TASK DATA:
/---
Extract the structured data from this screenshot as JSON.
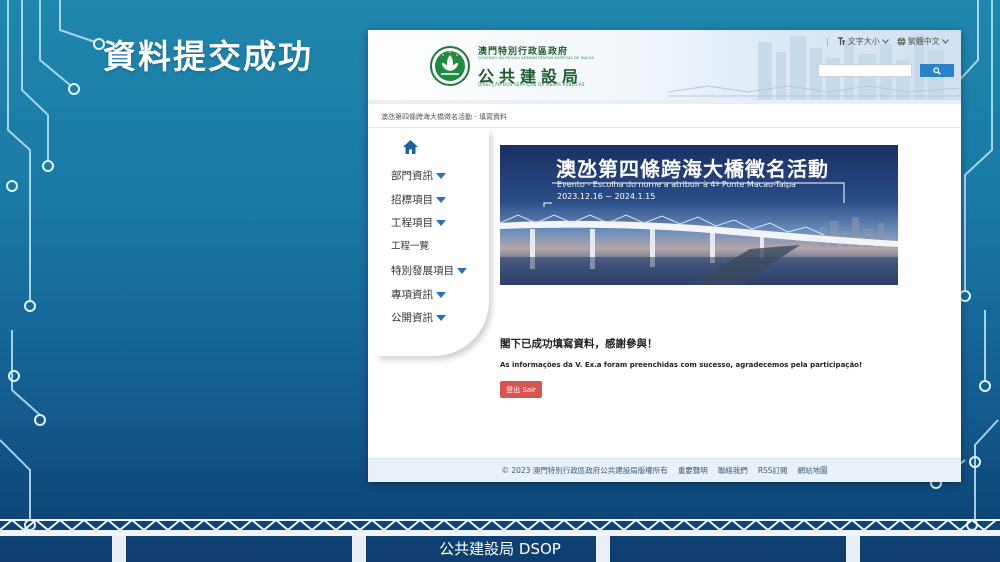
{
  "slide": {
    "title": "資料提交成功",
    "caption": "公共建設局 DSOP"
  },
  "header": {
    "gov_name": "澳門特別行政區政府",
    "gov_sub": "GOVERNO DA REGIÃO ADMINISTRATIVA ESPECIAL DE MACAU",
    "dept_name": "公共建設局",
    "dept_sub": "DIRECÇÃO DOS SERVIÇOS DE OBRAS PÚBLICAS",
    "font_size_label": "文字大小",
    "language_label": "繁體中文",
    "search_placeholder": ""
  },
  "breadcrumb": "澳氹第四條跨海大橋徵名活動 - 填寫資料",
  "nav": {
    "items": [
      "部門資訊",
      "招標項目",
      "工程項目",
      "工程一覽",
      "特別發展項目",
      "專項資訊",
      "公開資訊"
    ]
  },
  "banner": {
    "title": "澳氹第四條跨海大橋徵名活動",
    "subtitle": "Evento - Escolha do nome a atribuir à 4ª Ponte Macau-Taipa",
    "dates": "2023.12.16 ~ 2024.1.15"
  },
  "message": {
    "zh": "閣下已成功填寫資料，感謝參與！",
    "pt": "As informações da V. Ex.a foram preenchidas com sucesso, agradecemos pela participação!",
    "exit_button": "登出 Sair"
  },
  "footer": {
    "copyright": "© 2023 澳門特別行政區政府公共建設局版權所有",
    "links": [
      "重要聲明",
      "聯絡我們",
      "RSS訂閱",
      "網站地圖"
    ]
  },
  "colors": {
    "slide_bg_top": "#1f86ad",
    "slide_bg_bottom": "#0d3d6e",
    "brand_green": "#1b5b2d",
    "search_button": "#2b82c9",
    "exit_button": "#d9534f",
    "nav_caret": "#2a6fb4"
  },
  "icons": {
    "home": "home-icon",
    "search": "search-icon",
    "font_size": "text-size-icon",
    "language": "globe-icon",
    "caret": "caret-down-icon"
  }
}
\---
SET EXERCISE: All of the material above needs to be restated exactly, with no pictures.

SOLUTION TO THE PROBLEM:
Extract the structured data from this screenshot as JSON.
{
  "slide": {
    "title": "資料提交成功",
    "caption": "公共建設局 DSOP"
  },
  "header": {
    "gov_name": "澳門特別行政區政府",
    "gov_sub": "GOVERNO DA REGIÃO ADMINISTRATIVA ESPECIAL DE MACAU",
    "dept_name": "公共建設局",
    "dept_sub": "DIRECÇÃO DOS SERVIÇOS DE OBRAS PÚBLICAS",
    "font_size_label": "文字大小",
    "language_label": "繁體中文",
    "search_placeholder": ""
  },
  "breadcrumb": "澳氹第四條跨海大橋徵名活動 - 填寫資料",
  "nav": {
    "items": [
      "部門資訊",
      "招標項目",
      "工程項目",
      "工程一覽",
      "特別發展項目",
      "專項資訊",
      "公開資訊"
    ]
  },
  "banner": {
    "title": "澳氹第四條跨海大橋徵名活動",
    "subtitle": "Evento - Escolha do nome a atribuir à 4ª Ponte Macau-Taipa",
    "dates": "2023.12.16 ~ 2024.1.15"
  },
  "message": {
    "zh": "閣下已成功填寫資料，感謝參與！",
    "pt": "As informações da V. Ex.a foram preenchidas com sucesso, agradecemos pela participação!",
    "exit_button": "登出 Sair"
  },
  "footer": {
    "copyright": "© 2023 澳門特別行政區政府公共建設局版權所有",
    "links": [
      "重要聲明",
      "聯絡我們",
      "RSS訂閱",
      "網站地圖"
    ]
  },
  "colors": {
    "slide_bg_top": "#1f86ad",
    "slide_bg_bottom": "#0d3d6e",
    "brand_green": "#1b5b2d",
    "search_button": "#2b82c9",
    "exit_button": "#d9534f",
    "nav_caret": "#2a6fb4"
  },
  "icons": {
    "home": "home-icon",
    "search": "search-icon",
    "font_size": "text-size-icon",
    "language": "globe-icon",
    "caret": "caret-down-icon"
  }
}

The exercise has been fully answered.